Direction: Write out each record again exactly as it stands.

#### Data supplied

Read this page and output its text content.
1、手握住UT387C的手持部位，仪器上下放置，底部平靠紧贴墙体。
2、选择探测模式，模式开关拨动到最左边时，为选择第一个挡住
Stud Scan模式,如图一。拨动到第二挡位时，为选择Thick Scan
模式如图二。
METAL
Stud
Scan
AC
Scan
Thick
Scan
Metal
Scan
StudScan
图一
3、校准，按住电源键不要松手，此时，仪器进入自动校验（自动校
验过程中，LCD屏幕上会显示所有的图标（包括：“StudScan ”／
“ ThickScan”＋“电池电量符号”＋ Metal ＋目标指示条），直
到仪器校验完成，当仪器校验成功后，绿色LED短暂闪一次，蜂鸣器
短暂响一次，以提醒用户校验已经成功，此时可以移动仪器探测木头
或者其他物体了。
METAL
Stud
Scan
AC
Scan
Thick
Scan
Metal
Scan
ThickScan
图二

########

Output of the exercise:
Read this page and output its text content.
1、手握住UT387C的手持部位，仪器上下放置，底部平靠紧贴墙体。
2、选择探测模式，模式开关拨动到最左边时，为选择第一个挡住
Stud Scan模式,如图一。拨动到第二挡位时，为选择Thick Scan
模式如图二。
METAL
Stud
Scan
AC
Scan
Thick
Scan
Metal
Scan
StudScan
图一
3、校准，按住电源键不要松手，此时，仪器进入自动校验（自动校
验过程中，LCD屏幕上会显示所有的图标（包括：“StudScan ”／
“ ThickScan”＋“电池电量符号”＋ Metal ＋目标指示条），直
到仪器校验完成，当仪器校验成功后，绿色LED短暂闪一次，蜂鸣器
短暂响一次，以提醒用户校验已经成功，此时可以移动仪器探测木头
或者其他物体了。
METAL
Stud
Scan
AC
Scan
Thick
Scan
Metal
Scan
ThickScan
图二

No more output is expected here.